Task to complete >> Answer with a single number: how many lines in the listing below include "sulla"?

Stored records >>
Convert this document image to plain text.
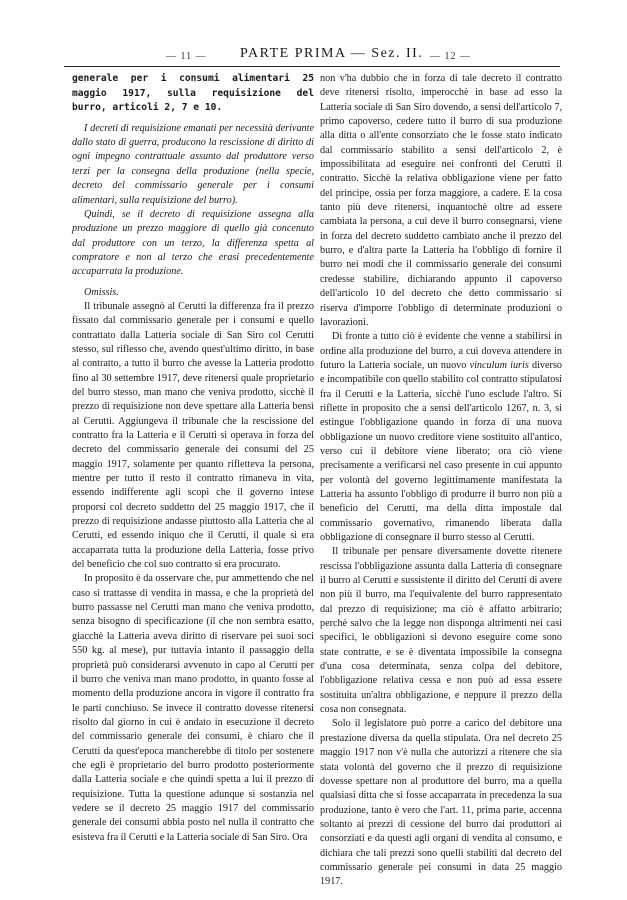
— 11 — PARTE PRIMA — Sez. II. — 12 —

generale per i consumi alimentari 25 maggio 1917, sulla requisizione del burro, articoli 2, 7 e 10.

I decreti di requisizione emanati per necessità derivante dallo stato di guerra, producono la rescissione di diritto di ogni impegno contrattuale assunto dal produttore verso terzi per la consegna della produzione (nella specie, decreto del commissario generale per i consumi alimentari, sulla requisizione del burro).

Quindi, se il decreto di requisizione assegna alla produzione un prezzo maggiore di quello già concenuto dal produttore con un terzo, la differenza spetta al compratore e non al terzo che erasi precedentemente accaparrata la produzione.

Omissis.

Il tribunale assegnò al Cerutti la differenza fra il prezzo fissato dal commissario generale per i consumi e quello contrattato dalla Latteria sociale di San Siro col Cerutti stesso, sul riflesso che, avendo quest'ultimo diritto, in base al contratto, a tutto il burro che avesse la Latteria prodotto fino al 30 settembre 1917, deve ritenersi quale proprietario del burro stesso, man mano che veniva prodotto, sicchè il prezzo di requisizione non deve spettare alla Latteria bensì al Cerutti. Aggiungeva il tribunale che la rescissione del contratto fra la Latteria e il Cerutti si operava in forza del decreto del commissario generale dei consumi del 25 maggio 1917, solamente per quanto rifletteva la persona, mentre per tutto il resto il contratto rimaneva in vita, essendo indifferente agli scopi che il governo intese proporsi col decreto suddetto del 25 maggio 1917, che il prezzo di requisizione andasse piuttosto alla Latteria che al Cerutti, ed essendo iniquo che il Cerutti, il quale si era accaparrata tutta la produzione della Latteria, fosse privo del beneficio che col suo contratto si era procurato.

In proposito è da osservare che, pur ammettendo che nel caso si trattasse di vendita in massa, e che la proprietà del burro passasse nel Cerutti man mano che veniva prodotto, senza bisogno di specificazione (il che non sembra esatto, giacchè la Latteria aveva diritto di riservare pei suoi soci 550 kg. al mese), pur tuttavia intanto il passaggio della proprietà può considerarsi avvenuto in capo al Cerutti per il burro che veniva man mano prodotto, in quanto fosse al momento della produzione ancora in vigore il contratto fra le parti conchiuso. Se invece il contratto dovesse ritenersi risolto dal giorno in cui è andato in esecuzione il decreto del commissario generale dei consumi, è chiaro che il Cerutti da quest'epoca mancherebbe di titolo per sostenere che egli è proprietario del burro prodotto posteriormente dalla Latteria sociale e che quindi spetta a lui il prezzo di requisizione. Tutta la questione adunque si sostanzia nel vedere se il decreto 25 maggio 1917 del commissario generale dei consumi abbia posto nel nulla il contratto che esisteva fra il Cerutti e la Latteria sociale di San Siro. Ora

non v'ha dubbio che in forza di tale decreto il contratto deve ritenersi risolto, imperocchè in base ad esso la Latteria sociale di San Siro dovendo, a sensi dell'articolo 7, primo capoverso, cedere tutto il burro di sua produzione alla ditta o all'ente consorziato che le fosse stato indicato dal commissario stabilito a sensi dell'articolo 2, è impossibilitata ad eseguire nei confronti del Cerutti il contratto. Sicchè la relativa obbligazione viene per fatto del principe, ossia per forza maggiore, a cadere. E la cosa tanto più deve ritenersi, inquantochè oltre ad essere cambiata la persona, a cui deve il burro consegnarsi, viene in forza del decreto suddetto cambiato anche il prezzo del burro, e d'altra parte la Latteria ha l'obbligo di fornire il burro nei modi che il commissario generale dei consumi credesse stabilire, dichiarando appunto il capoverso dell'articolo 10 del decreto che detto commissario si riserva d'imporre l'obbligo di determinate produzioni o lavorazioni.

Di fronte a tutto ciò è evidente che venne a stabilirsi in ordine alla produzione del burro, a cui doveva attendere in futuro la Latteria sociale, un nuovo vinculum iuris diverso e incompatibile con quello stabilito col contratto stipulatosi fra il Cerutti e la Latteria, sicchè l'uno esclude l'altro. Si riflette in proposito che a sensi dell'articolo 1267, n. 3, si estingue l'obbligazione quando in forza di una nuova obbligazione un nuovo creditore viene sostituito all'antico, verso cui il debitore viene liberato; ora ciò viene precisamente a verificarsi nel caso presente in cui appunto per volontà del governo legittimamente manifestata la Latteria ha assunto l'obbligo di produrre il burro non più a beneficio del Cerutti, ma della ditta impostale dal commissario governativo, rimanendo liberata dalla obbligazione di consegnare il burro stesso al Cerutti.

Il tribunale per pensare diversamente dovette ritenere rescissa l'obbligazione assunta dalla Latteria di consegnare il burro al Cerutti e sussistente il diritto del Cerutti di avere non più il burro, ma l'equivalente del burro rappresentato dal prezzo di requisizione; ma ciò è affatto arbitrario; perchè salvo che la legge non disponga altrimenti nei casi specifici, le obbligazioni si devono eseguire come sono state contratte, e se è diventata impossibile la consegna d'una cosa determinata, senza colpa del debitore, l'obbligazione relativa cessa e non può ad essa essere sostituita un'altra obbligazione, e neppure il prezzo della cosa non consegnata.

Solo il legislatore può porre a carico del debitore una prestazione diversa da quella stipulata. Ora nel decreto 25 maggio 1917 non v'è nulla che autorizzi a ritenere che sia stata volontà del governo che il prezzo di requisizione dovesse spettare non al produttore del burro, ma a quella qualsiasi ditta che si fosse accaparrata in precedenza la sua produzione, tanto è vero che l'art. 11, prima parte, accenna soltanto ai prezzi di cessione del burro dai produttori ai consorziati e da questi agli organi di vendita al consumo, e dichiara che tali prezzi sono quelli stabiliti dal decreto del commissario generale pei consumi in data 25 maggio 1917.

Result of this task >> 2